--- Problem ---
Which lines have the string "FORM"? Copy all of them from the entries below.

--- Task input ---
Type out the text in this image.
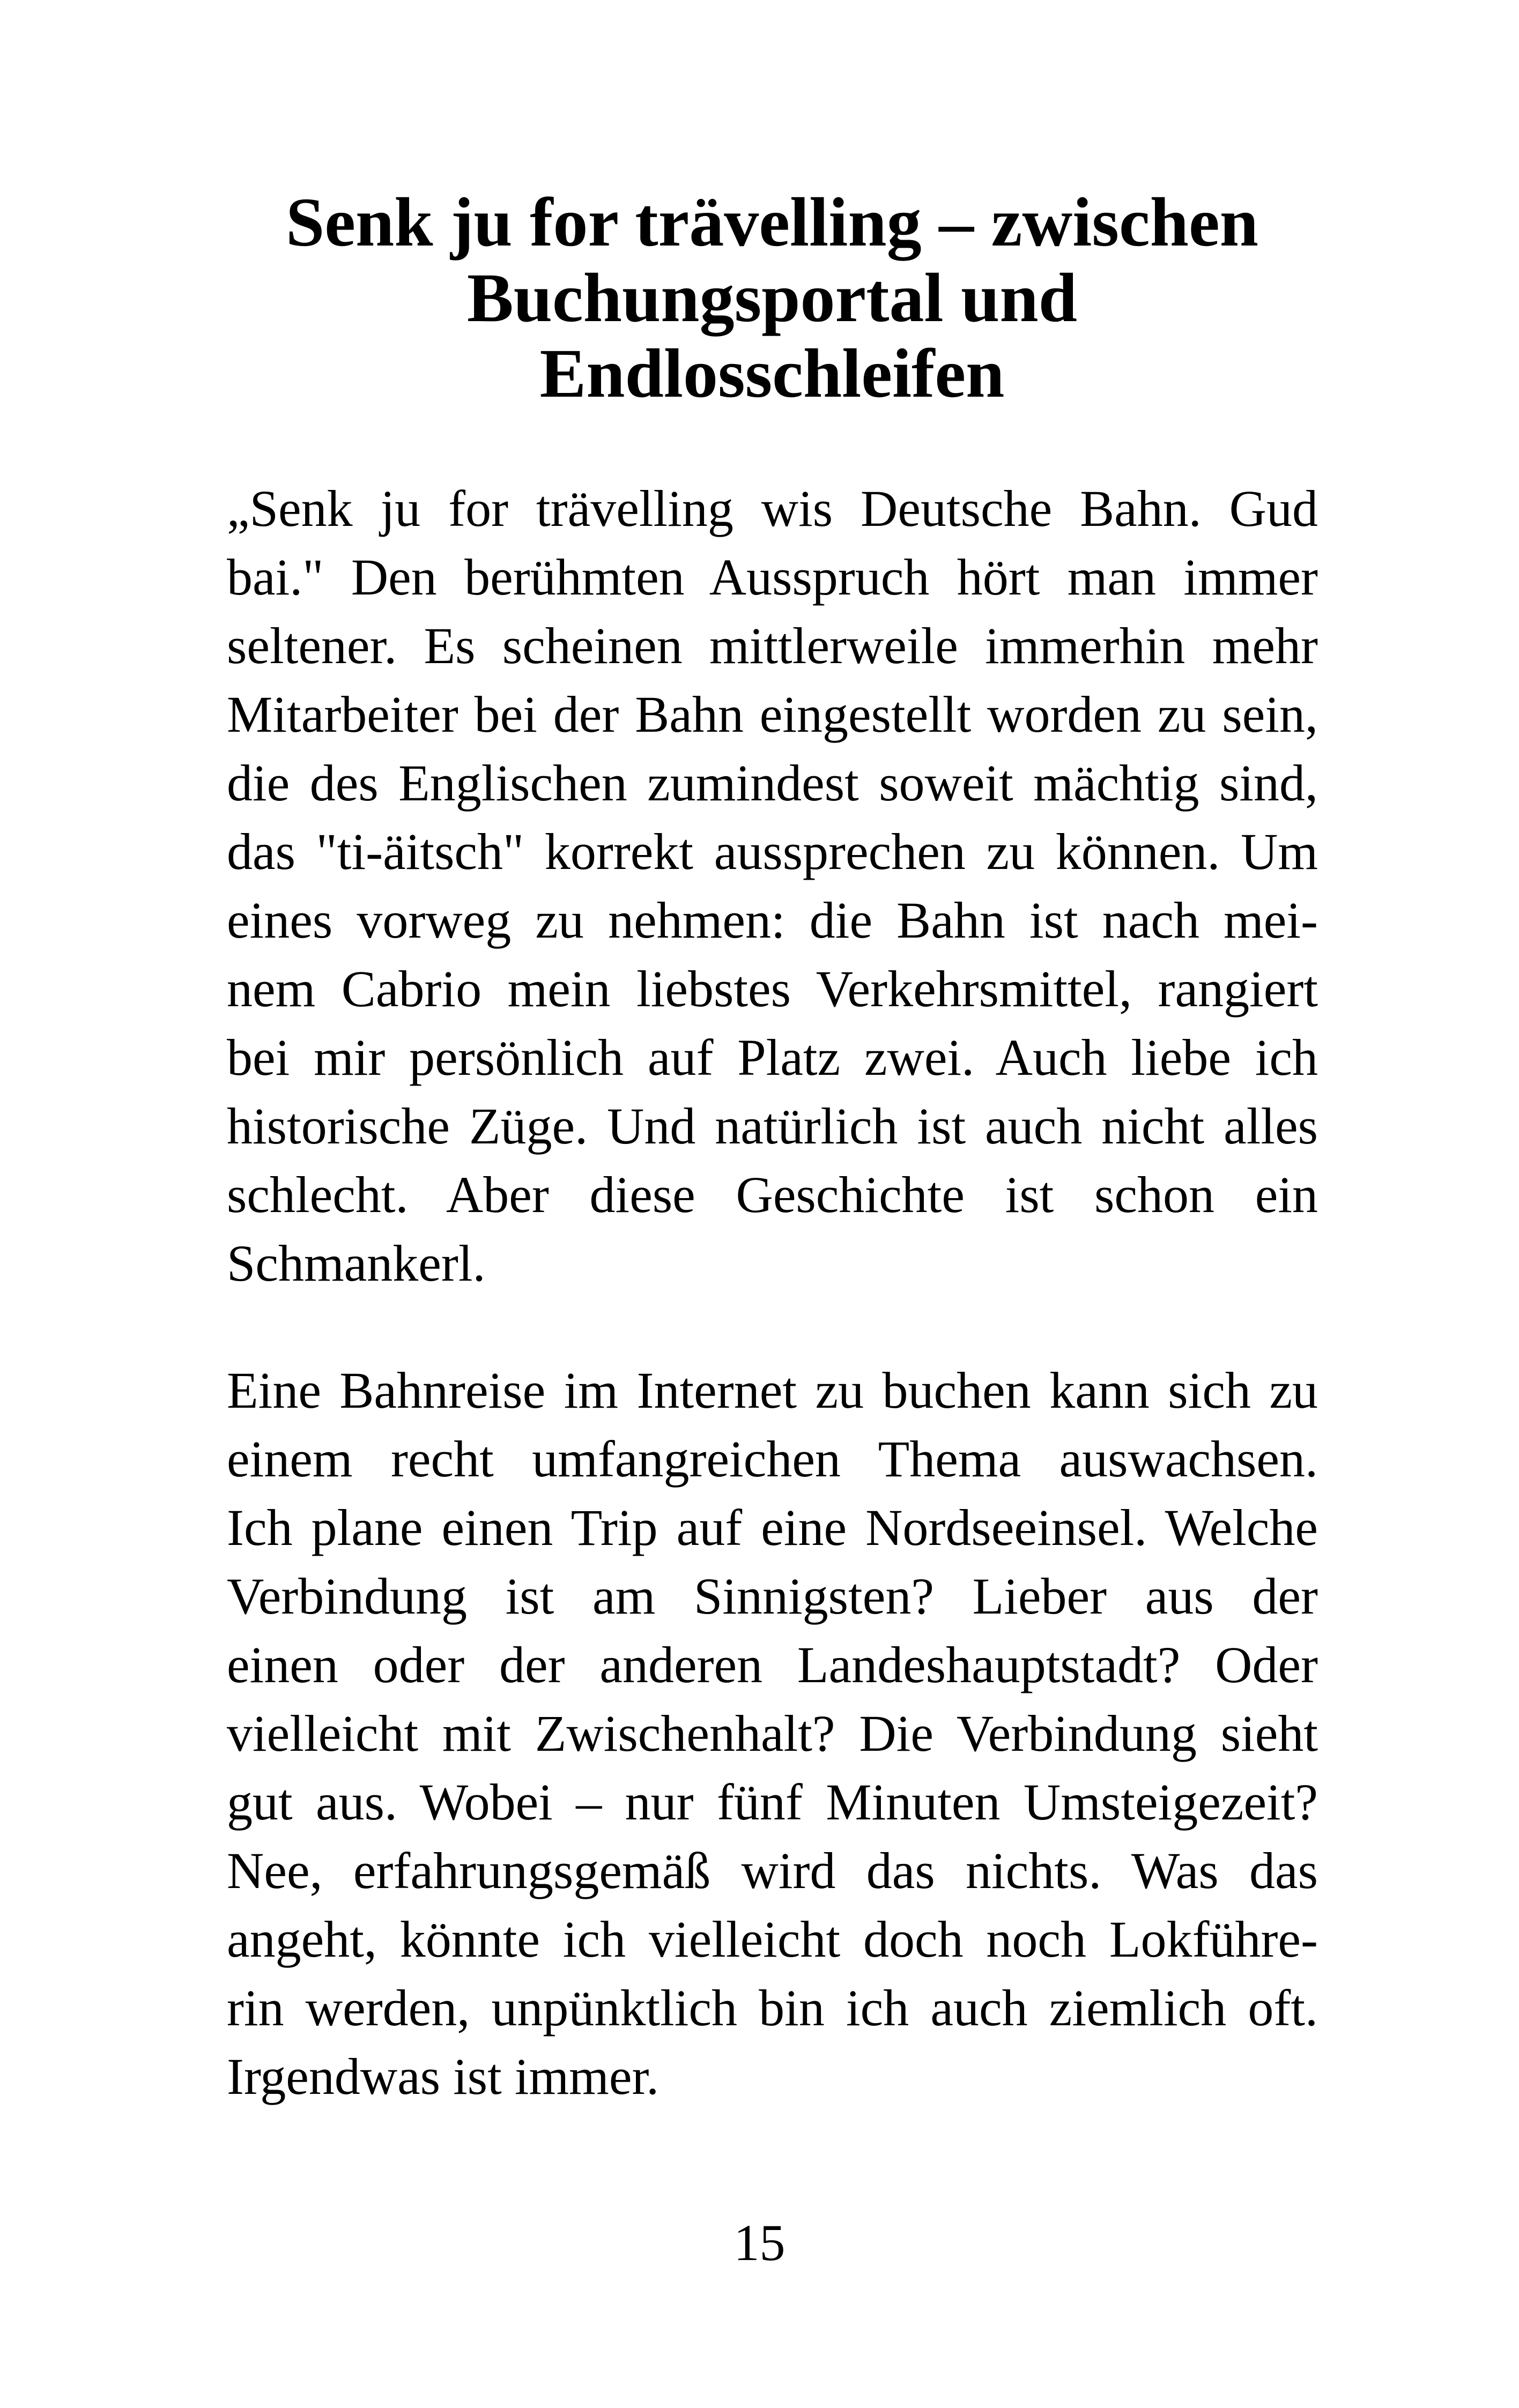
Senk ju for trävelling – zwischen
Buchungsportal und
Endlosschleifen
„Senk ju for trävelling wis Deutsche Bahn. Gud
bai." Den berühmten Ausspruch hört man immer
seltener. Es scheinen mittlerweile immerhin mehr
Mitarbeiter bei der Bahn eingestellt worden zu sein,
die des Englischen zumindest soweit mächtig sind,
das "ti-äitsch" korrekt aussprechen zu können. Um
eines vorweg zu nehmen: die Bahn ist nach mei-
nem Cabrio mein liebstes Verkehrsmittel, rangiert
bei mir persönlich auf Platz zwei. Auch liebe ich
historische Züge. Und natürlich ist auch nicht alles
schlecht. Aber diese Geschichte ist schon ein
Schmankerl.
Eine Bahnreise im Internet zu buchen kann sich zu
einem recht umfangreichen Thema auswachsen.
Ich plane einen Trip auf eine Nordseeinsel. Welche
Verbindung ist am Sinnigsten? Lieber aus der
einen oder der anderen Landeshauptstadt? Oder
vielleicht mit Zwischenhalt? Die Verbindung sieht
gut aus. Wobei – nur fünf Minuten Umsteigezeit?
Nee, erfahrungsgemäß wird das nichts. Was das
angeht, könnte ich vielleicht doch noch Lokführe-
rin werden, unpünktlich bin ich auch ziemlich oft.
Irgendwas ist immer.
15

==

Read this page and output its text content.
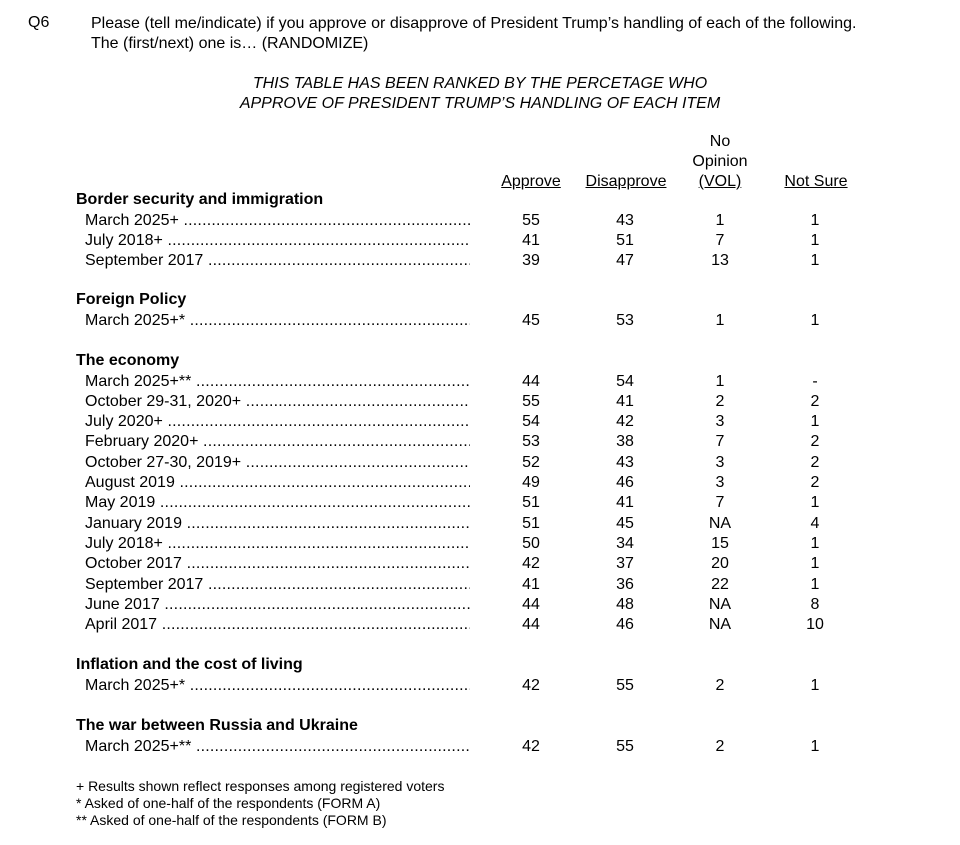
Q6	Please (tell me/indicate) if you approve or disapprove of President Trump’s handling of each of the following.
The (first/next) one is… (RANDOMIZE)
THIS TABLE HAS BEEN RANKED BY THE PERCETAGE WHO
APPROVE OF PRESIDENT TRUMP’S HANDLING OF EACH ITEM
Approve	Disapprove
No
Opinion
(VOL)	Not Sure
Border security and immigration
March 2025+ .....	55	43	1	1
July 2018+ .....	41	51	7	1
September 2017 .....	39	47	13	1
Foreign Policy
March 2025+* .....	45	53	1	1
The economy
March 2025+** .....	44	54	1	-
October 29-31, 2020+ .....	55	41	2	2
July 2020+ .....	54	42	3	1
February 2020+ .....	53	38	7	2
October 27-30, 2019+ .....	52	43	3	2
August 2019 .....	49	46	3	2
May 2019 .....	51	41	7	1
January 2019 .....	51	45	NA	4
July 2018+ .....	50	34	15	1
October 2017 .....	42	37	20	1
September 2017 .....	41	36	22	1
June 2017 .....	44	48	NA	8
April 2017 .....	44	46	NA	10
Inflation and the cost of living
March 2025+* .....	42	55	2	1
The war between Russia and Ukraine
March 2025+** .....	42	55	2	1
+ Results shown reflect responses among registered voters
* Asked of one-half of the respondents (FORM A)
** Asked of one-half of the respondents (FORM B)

--- Task answer ---
* Asked of one-half of the respondents (FORM A)
** Asked of one-half of the respondents (FORM B)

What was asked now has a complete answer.